Exercise directions:
Omit the pictures from the entries below and retype everything else exactly.

Task input:
+-------+

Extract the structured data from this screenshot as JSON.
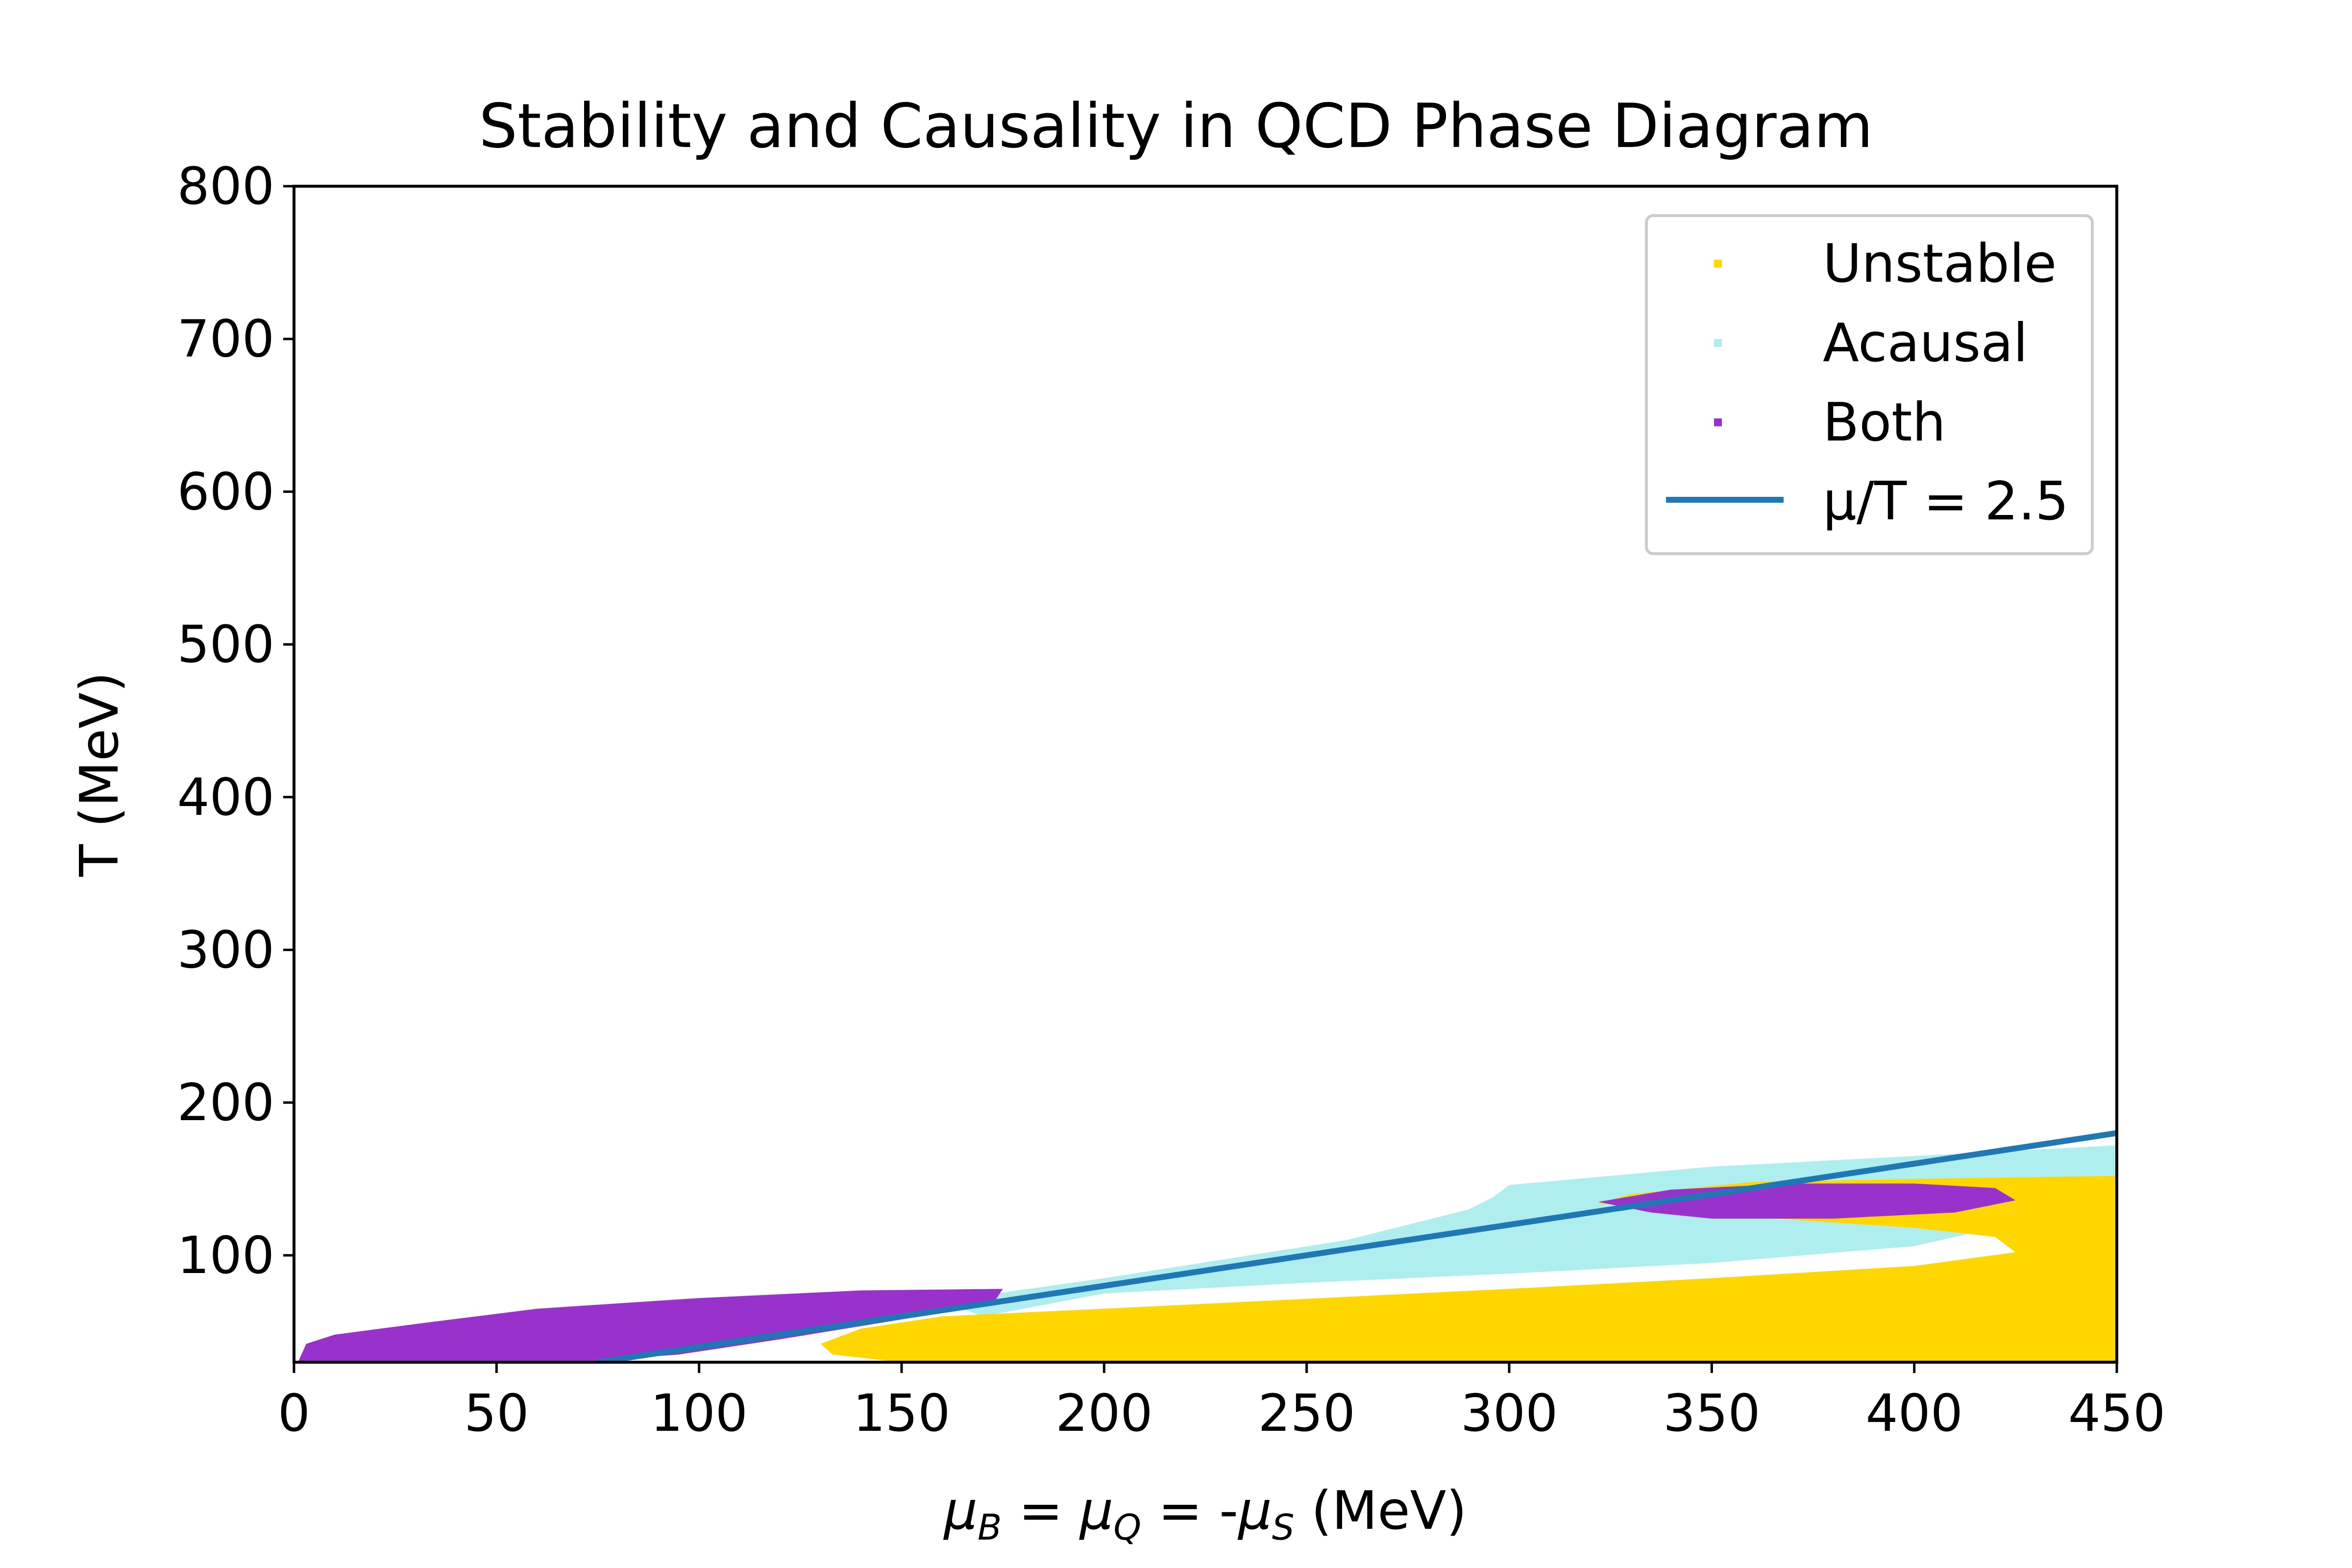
{
  "chart_data": {
    "type": "scatter",
    "title": "Stability and Causality in QCD Phase Diagram",
    "xlabel": {
      "mu1": "μ",
      "sub1": "B",
      "eq1": " = ",
      "mu2": "μ",
      "sub2": "Q",
      "eq2": " = -",
      "mu3": "μ",
      "sub3": "S",
      "unit": " (MeV)"
    },
    "ylabel": "T (MeV)",
    "xlim": [
      0,
      450
    ],
    "ylim": [
      30,
      800
    ],
    "xticks": [
      "0",
      "50",
      "100",
      "150",
      "200",
      "250",
      "300",
      "350",
      "400",
      "450"
    ],
    "yticks": [
      "100",
      "200",
      "300",
      "400",
      "500",
      "600",
      "700",
      "800"
    ],
    "legend_position": "upper right",
    "colors": {
      "unstable": "#FFD700",
      "acausal": "#AFEEEE",
      "both": "#9932CC",
      "line": "#1F77B4"
    },
    "series": [
      {
        "name": "Acausal",
        "kind": "region",
        "boundary_mu": [
          160,
          200,
          260,
          290,
          296,
          300,
          350,
          400,
          450,
          450,
          420,
          400,
          350,
          300,
          250,
          200,
          170
        ],
        "boundary_T": [
          70,
          85,
          110,
          130,
          138,
          146,
          158,
          165,
          172,
          150,
          118,
          106,
          95,
          88,
          82,
          75,
          60
        ]
      },
      {
        "name": "Unstable",
        "kind": "region",
        "boundary_mu": [
          322,
          330,
          360,
          400,
          450,
          450,
          320,
          300,
          250,
          200,
          150,
          133,
          130,
          140,
          160,
          200,
          300,
          350,
          400,
          425,
          420,
          400,
          360
        ],
        "boundary_T": [
          134,
          140,
          148,
          150,
          152,
          30,
          30,
          30,
          30,
          30,
          30,
          35,
          42,
          52,
          60,
          65,
          78,
          85,
          93,
          102,
          112,
          118,
          125
        ]
      },
      {
        "name": "Both",
        "kind": "region",
        "boundary_mu": [
          1,
          3,
          10,
          30,
          60,
          100,
          140,
          175,
          173,
          150,
          120,
          95,
          70,
          1
        ],
        "boundary_T": [
          30,
          42,
          48,
          55,
          65,
          72,
          77,
          78,
          70,
          58,
          45,
          35,
          30,
          30
        ]
      },
      {
        "name": "Both",
        "kind": "region",
        "boundary_mu": [
          322,
          340,
          370,
          400,
          420,
          425,
          410,
          380,
          350,
          335
        ],
        "boundary_T": [
          135,
          143,
          147,
          147,
          144,
          136,
          128,
          124,
          124,
          128
        ]
      },
      {
        "name": "μ/T = 2.5",
        "kind": "line",
        "x": [
          75,
          450
        ],
        "y": [
          30,
          180
        ]
      }
    ]
  }
}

+-------+

Task result:
Extract the structured data from this screenshot as JSON.
{
  "chart_data": {
    "type": "scatter",
    "title": "Stability and Causality in QCD Phase Diagram",
    "xlabel": {
      "mu1": "μ",
      "sub1": "B",
      "eq1": " = ",
      "mu2": "μ",
      "sub2": "Q",
      "eq2": " = -",
      "mu3": "μ",
      "sub3": "S",
      "unit": " (MeV)"
    },
    "ylabel": "T (MeV)",
    "xlim": [
      0,
      450
    ],
    "ylim": [
      30,
      800
    ],
    "xticks": [
      "0",
      "50",
      "100",
      "150",
      "200",
      "250",
      "300",
      "350",
      "400",
      "450"
    ],
    "yticks": [
      "100",
      "200",
      "300",
      "400",
      "500",
      "600",
      "700",
      "800"
    ],
    "legend_position": "upper right",
    "colors": {
      "unstable": "#FFD700",
      "acausal": "#AFEEEE",
      "both": "#9932CC",
      "line": "#1F77B4"
    },
    "series": [
      {
        "name": "Acausal",
        "kind": "region",
        "boundary_mu": [
          160,
          200,
          260,
          290,
          296,
          300,
          350,
          400,
          450,
          450,
          420,
          400,
          350,
          300,
          250,
          200,
          170
        ],
        "boundary_T": [
          70,
          85,
          110,
          130,
          138,
          146,
          158,
          165,
          172,
          150,
          118,
          106,
          95,
          88,
          82,
          75,
          60
        ]
      },
      {
        "name": "Unstable",
        "kind": "region",
        "boundary_mu": [
          322,
          330,
          360,
          400,
          450,
          450,
          320,
          300,
          250,
          200,
          150,
          133,
          130,
          140,
          160,
          200,
          300,
          350,
          400,
          425,
          420,
          400,
          360
        ],
        "boundary_T": [
          134,
          140,
          148,
          150,
          152,
          30,
          30,
          30,
          30,
          30,
          30,
          35,
          42,
          52,
          60,
          65,
          78,
          85,
          93,
          102,
          112,
          118,
          125
        ]
      },
      {
        "name": "Both",
        "kind": "region",
        "boundary_mu": [
          1,
          3,
          10,
          30,
          60,
          100,
          140,
          175,
          173,
          150,
          120,
          95,
          70,
          1
        ],
        "boundary_T": [
          30,
          42,
          48,
          55,
          65,
          72,
          77,
          78,
          70,
          58,
          45,
          35,
          30,
          30
        ]
      },
      {
        "name": "Both",
        "kind": "region",
        "boundary_mu": [
          322,
          340,
          370,
          400,
          420,
          425,
          410,
          380,
          350,
          335
        ],
        "boundary_T": [
          135,
          143,
          147,
          147,
          144,
          136,
          128,
          124,
          124,
          128
        ]
      },
      {
        "name": "μ/T = 2.5",
        "kind": "line",
        "x": [
          75,
          450
        ],
        "y": [
          30,
          180
        ]
      }
    ]
  }
}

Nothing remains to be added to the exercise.